Stated goal
Print the data exactly as it is given, please.

Provided entries
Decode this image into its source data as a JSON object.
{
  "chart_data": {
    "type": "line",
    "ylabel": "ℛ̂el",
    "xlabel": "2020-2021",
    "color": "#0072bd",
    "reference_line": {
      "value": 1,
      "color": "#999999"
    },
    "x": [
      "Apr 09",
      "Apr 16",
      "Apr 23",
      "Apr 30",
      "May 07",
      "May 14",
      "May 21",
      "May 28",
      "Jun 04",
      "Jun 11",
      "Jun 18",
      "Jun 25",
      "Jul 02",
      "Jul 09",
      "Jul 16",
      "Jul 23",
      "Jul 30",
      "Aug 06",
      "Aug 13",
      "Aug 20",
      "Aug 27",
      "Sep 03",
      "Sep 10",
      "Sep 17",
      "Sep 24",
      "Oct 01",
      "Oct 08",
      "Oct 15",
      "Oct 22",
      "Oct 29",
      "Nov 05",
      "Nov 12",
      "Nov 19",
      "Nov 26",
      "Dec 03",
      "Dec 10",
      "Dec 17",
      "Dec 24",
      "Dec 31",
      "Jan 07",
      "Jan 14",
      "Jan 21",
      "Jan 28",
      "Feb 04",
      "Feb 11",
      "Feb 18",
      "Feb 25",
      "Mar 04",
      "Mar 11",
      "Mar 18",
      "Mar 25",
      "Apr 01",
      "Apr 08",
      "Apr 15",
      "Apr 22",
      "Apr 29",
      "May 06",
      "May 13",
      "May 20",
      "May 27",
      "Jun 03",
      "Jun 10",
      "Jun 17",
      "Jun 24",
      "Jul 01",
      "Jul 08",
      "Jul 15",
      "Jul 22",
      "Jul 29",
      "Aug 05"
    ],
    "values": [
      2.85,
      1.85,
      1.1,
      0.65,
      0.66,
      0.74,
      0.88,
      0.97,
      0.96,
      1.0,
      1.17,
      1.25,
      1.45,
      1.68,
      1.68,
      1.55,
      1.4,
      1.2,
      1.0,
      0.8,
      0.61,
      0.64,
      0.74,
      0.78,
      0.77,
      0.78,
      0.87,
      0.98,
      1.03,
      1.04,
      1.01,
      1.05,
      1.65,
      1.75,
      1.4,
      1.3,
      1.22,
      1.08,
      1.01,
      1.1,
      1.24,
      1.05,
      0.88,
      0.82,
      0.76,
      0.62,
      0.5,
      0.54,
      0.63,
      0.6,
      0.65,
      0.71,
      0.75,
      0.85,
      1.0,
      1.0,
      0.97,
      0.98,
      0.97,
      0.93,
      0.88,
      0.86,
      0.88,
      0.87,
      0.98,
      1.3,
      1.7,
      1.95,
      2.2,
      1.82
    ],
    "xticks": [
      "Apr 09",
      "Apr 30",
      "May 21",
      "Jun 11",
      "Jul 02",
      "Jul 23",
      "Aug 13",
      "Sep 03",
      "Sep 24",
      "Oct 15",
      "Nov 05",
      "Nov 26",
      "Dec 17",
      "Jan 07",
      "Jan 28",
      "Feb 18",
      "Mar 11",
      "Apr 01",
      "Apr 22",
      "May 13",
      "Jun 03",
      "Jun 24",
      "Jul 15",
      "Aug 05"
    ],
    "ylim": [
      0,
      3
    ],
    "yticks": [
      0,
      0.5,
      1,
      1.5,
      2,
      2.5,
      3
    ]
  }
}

Completed exercise
Decode this image into its source data as a JSON object.
{
  "chart_data": {
    "type": "line",
    "ylabel": "ℛ̂el",
    "xlabel": "2020-2021",
    "color": "#0072bd",
    "reference_line": {
      "value": 1,
      "color": "#999999"
    },
    "x": [
      "Apr 09",
      "Apr 16",
      "Apr 23",
      "Apr 30",
      "May 07",
      "May 14",
      "May 21",
      "May 28",
      "Jun 04",
      "Jun 11",
      "Jun 18",
      "Jun 25",
      "Jul 02",
      "Jul 09",
      "Jul 16",
      "Jul 23",
      "Jul 30",
      "Aug 06",
      "Aug 13",
      "Aug 20",
      "Aug 27",
      "Sep 03",
      "Sep 10",
      "Sep 17",
      "Sep 24",
      "Oct 01",
      "Oct 08",
      "Oct 15",
      "Oct 22",
      "Oct 29",
      "Nov 05",
      "Nov 12",
      "Nov 19",
      "Nov 26",
      "Dec 03",
      "Dec 10",
      "Dec 17",
      "Dec 24",
      "Dec 31",
      "Jan 07",
      "Jan 14",
      "Jan 21",
      "Jan 28",
      "Feb 04",
      "Feb 11",
      "Feb 18",
      "Feb 25",
      "Mar 04",
      "Mar 11",
      "Mar 18",
      "Mar 25",
      "Apr 01",
      "Apr 08",
      "Apr 15",
      "Apr 22",
      "Apr 29",
      "May 06",
      "May 13",
      "May 20",
      "May 27",
      "Jun 03",
      "Jun 10",
      "Jun 17",
      "Jun 24",
      "Jul 01",
      "Jul 08",
      "Jul 15",
      "Jul 22",
      "Jul 29",
      "Aug 05"
    ],
    "values": [
      2.85,
      1.85,
      1.1,
      0.65,
      0.66,
      0.74,
      0.88,
      0.97,
      0.96,
      1.0,
      1.17,
      1.25,
      1.45,
      1.68,
      1.68,
      1.55,
      1.4,
      1.2,
      1.0,
      0.8,
      0.61,
      0.64,
      0.74,
      0.78,
      0.77,
      0.78,
      0.87,
      0.98,
      1.03,
      1.04,
      1.01,
      1.05,
      1.65,
      1.75,
      1.4,
      1.3,
      1.22,
      1.08,
      1.01,
      1.1,
      1.24,
      1.05,
      0.88,
      0.82,
      0.76,
      0.62,
      0.5,
      0.54,
      0.63,
      0.6,
      0.65,
      0.71,
      0.75,
      0.85,
      1.0,
      1.0,
      0.97,
      0.98,
      0.97,
      0.93,
      0.88,
      0.86,
      0.88,
      0.87,
      0.98,
      1.3,
      1.7,
      1.95,
      2.2,
      1.82
    ],
    "xticks": [
      "Apr 09",
      "Apr 30",
      "May 21",
      "Jun 11",
      "Jul 02",
      "Jul 23",
      "Aug 13",
      "Sep 03",
      "Sep 24",
      "Oct 15",
      "Nov 05",
      "Nov 26",
      "Dec 17",
      "Jan 07",
      "Jan 28",
      "Feb 18",
      "Mar 11",
      "Apr 01",
      "Apr 22",
      "May 13",
      "Jun 03",
      "Jun 24",
      "Jul 15",
      "Aug 05"
    ],
    "ylim": [
      0,
      3
    ],
    "yticks": [
      0,
      0.5,
      1,
      1.5,
      2,
      2.5,
      3
    ]
  }
}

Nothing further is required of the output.